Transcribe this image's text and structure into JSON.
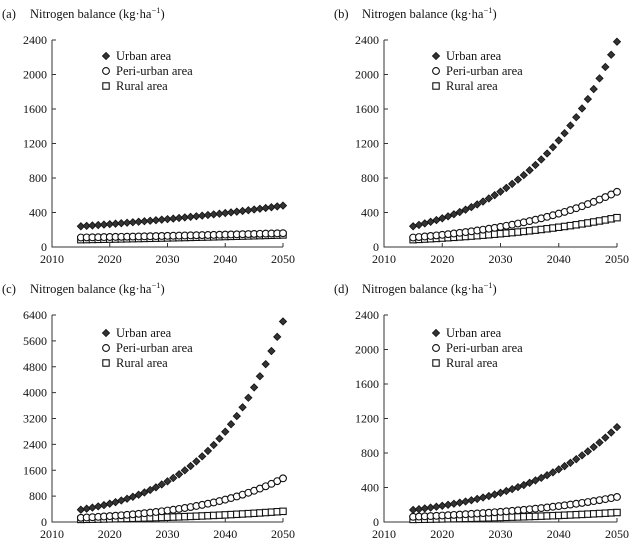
{
  "chart_data": [
    {
      "type": "scatter",
      "panel_label": "(a)",
      "title": "Nitrogen balance (kg·ha",
      "title_exp": "−1",
      "title_close": ")",
      "xlabel": "",
      "ylabel": "Nitrogen balance (kg·ha−1)",
      "xlim": [
        2010,
        2050
      ],
      "ylim": [
        0,
        2400
      ],
      "xticks": [
        2010,
        2020,
        2030,
        2040,
        2050
      ],
      "yticks": [
        0,
        400,
        800,
        1200,
        1600,
        2000,
        2400
      ],
      "legend_position": "top-left",
      "x_start": 2015,
      "x_end": 2050,
      "series": [
        {
          "name": "Urban area",
          "marker": "diamond",
          "start": 240,
          "end": 480
        },
        {
          "name": "Peri-urban area",
          "marker": "circle",
          "start": 110,
          "end": 160
        },
        {
          "name": "Rural area",
          "marker": "square",
          "start": 85,
          "end": 140
        }
      ]
    },
    {
      "type": "scatter",
      "panel_label": "(b)",
      "title": "Nitrogen balance (kg·ha",
      "title_exp": "−1",
      "title_close": ")",
      "xlabel": "",
      "ylabel": "Nitrogen balance (kg·ha−1)",
      "xlim": [
        2010,
        2050
      ],
      "ylim": [
        0,
        2400
      ],
      "xticks": [
        2010,
        2020,
        2030,
        2040,
        2050
      ],
      "yticks": [
        0,
        400,
        800,
        1200,
        1600,
        2000,
        2400
      ],
      "legend_position": "top-left",
      "x_start": 2015,
      "x_end": 2050,
      "series": [
        {
          "name": "Urban area",
          "marker": "diamond",
          "start": 240,
          "end": 2380
        },
        {
          "name": "Peri-urban area",
          "marker": "circle",
          "start": 110,
          "end": 640
        },
        {
          "name": "Rural area",
          "marker": "square",
          "start": 85,
          "end": 340
        }
      ]
    },
    {
      "type": "scatter",
      "panel_label": "(c)",
      "title": "Nitrogen balance (kg·ha",
      "title_exp": "−1",
      "title_close": ")",
      "xlabel": "",
      "ylabel": "Nitrogen balance (kg·ha−1)",
      "xlim": [
        2010,
        2050
      ],
      "ylim": [
        0,
        6400
      ],
      "xticks": [
        2010,
        2020,
        2030,
        2040,
        2050
      ],
      "yticks": [
        0,
        800,
        1600,
        2400,
        3200,
        4000,
        4800,
        5600,
        6400
      ],
      "legend_position": "top-left",
      "x_start": 2015,
      "x_end": 2050,
      "series": [
        {
          "name": "Urban area",
          "marker": "diamond",
          "start": 380,
          "end": 6200
        },
        {
          "name": "Peri-urban area",
          "marker": "circle",
          "start": 130,
          "end": 1350
        },
        {
          "name": "Rural area",
          "marker": "square",
          "start": 80,
          "end": 330
        }
      ]
    },
    {
      "type": "scatter",
      "panel_label": "(d)",
      "title": "Nitrogen balance (kg·ha",
      "title_exp": "−1",
      "title_close": ")",
      "xlabel": "",
      "ylabel": "Nitrogen balance (kg·ha−1)",
      "xlim": [
        2010,
        2050
      ],
      "ylim": [
        0,
        2400
      ],
      "xticks": [
        2010,
        2020,
        2030,
        2040,
        2050
      ],
      "yticks": [
        0,
        400,
        800,
        1200,
        1600,
        2000,
        2400
      ],
      "legend_position": "top-left",
      "x_start": 2015,
      "x_end": 2050,
      "series": [
        {
          "name": "Urban area",
          "marker": "diamond",
          "start": 140,
          "end": 1100
        },
        {
          "name": "Peri-urban area",
          "marker": "circle",
          "start": 60,
          "end": 290
        },
        {
          "name": "Rural area",
          "marker": "square",
          "start": 30,
          "end": 110
        }
      ]
    }
  ]
}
■ ■ ■ ■ ■ ■ ■
- _Do this_
Your task is to retype all the entries exactly and leave out any pictures.

- _Task response_
Transcribe this image's text and structure into JSON.
{
  "chart_data": [
    {
      "type": "scatter",
      "panel_label": "(a)",
      "title": "Nitrogen balance (kg·ha",
      "title_exp": "−1",
      "title_close": ")",
      "xlabel": "",
      "ylabel": "Nitrogen balance (kg·ha−1)",
      "xlim": [
        2010,
        2050
      ],
      "ylim": [
        0,
        2400
      ],
      "xticks": [
        2010,
        2020,
        2030,
        2040,
        2050
      ],
      "yticks": [
        0,
        400,
        800,
        1200,
        1600,
        2000,
        2400
      ],
      "legend_position": "top-left",
      "x_start": 2015,
      "x_end": 2050,
      "series": [
        {
          "name": "Urban area",
          "marker": "diamond",
          "start": 240,
          "end": 480
        },
        {
          "name": "Peri-urban area",
          "marker": "circle",
          "start": 110,
          "end": 160
        },
        {
          "name": "Rural area",
          "marker": "square",
          "start": 85,
          "end": 140
        }
      ]
    },
    {
      "type": "scatter",
      "panel_label": "(b)",
      "title": "Nitrogen balance (kg·ha",
      "title_exp": "−1",
      "title_close": ")",
      "xlabel": "",
      "ylabel": "Nitrogen balance (kg·ha−1)",
      "xlim": [
        2010,
        2050
      ],
      "ylim": [
        0,
        2400
      ],
      "xticks": [
        2010,
        2020,
        2030,
        2040,
        2050
      ],
      "yticks": [
        0,
        400,
        800,
        1200,
        1600,
        2000,
        2400
      ],
      "legend_position": "top-left",
      "x_start": 2015,
      "x_end": 2050,
      "series": [
        {
          "name": "Urban area",
          "marker": "diamond",
          "start": 240,
          "end": 2380
        },
        {
          "name": "Peri-urban area",
          "marker": "circle",
          "start": 110,
          "end": 640
        },
        {
          "name": "Rural area",
          "marker": "square",
          "start": 85,
          "end": 340
        }
      ]
    },
    {
      "type": "scatter",
      "panel_label": "(c)",
      "title": "Nitrogen balance (kg·ha",
      "title_exp": "−1",
      "title_close": ")",
      "xlabel": "",
      "ylabel": "Nitrogen balance (kg·ha−1)",
      "xlim": [
        2010,
        2050
      ],
      "ylim": [
        0,
        6400
      ],
      "xticks": [
        2010,
        2020,
        2030,
        2040,
        2050
      ],
      "yticks": [
        0,
        800,
        1600,
        2400,
        3200,
        4000,
        4800,
        5600,
        6400
      ],
      "legend_position": "top-left",
      "x_start": 2015,
      "x_end": 2050,
      "series": [
        {
          "name": "Urban area",
          "marker": "diamond",
          "start": 380,
          "end": 6200
        },
        {
          "name": "Peri-urban area",
          "marker": "circle",
          "start": 130,
          "end": 1350
        },
        {
          "name": "Rural area",
          "marker": "square",
          "start": 80,
          "end": 330
        }
      ]
    },
    {
      "type": "scatter",
      "panel_label": "(d)",
      "title": "Nitrogen balance (kg·ha",
      "title_exp": "−1",
      "title_close": ")",
      "xlabel": "",
      "ylabel": "Nitrogen balance (kg·ha−1)",
      "xlim": [
        2010,
        2050
      ],
      "ylim": [
        0,
        2400
      ],
      "xticks": [
        2010,
        2020,
        2030,
        2040,
        2050
      ],
      "yticks": [
        0,
        400,
        800,
        1200,
        1600,
        2000,
        2400
      ],
      "legend_position": "top-left",
      "x_start": 2015,
      "x_end": 2050,
      "series": [
        {
          "name": "Urban area",
          "marker": "diamond",
          "start": 140,
          "end": 1100
        },
        {
          "name": "Peri-urban area",
          "marker": "circle",
          "start": 60,
          "end": 290
        },
        {
          "name": "Rural area",
          "marker": "square",
          "start": 30,
          "end": 110
        }
      ]
    }
  ]
}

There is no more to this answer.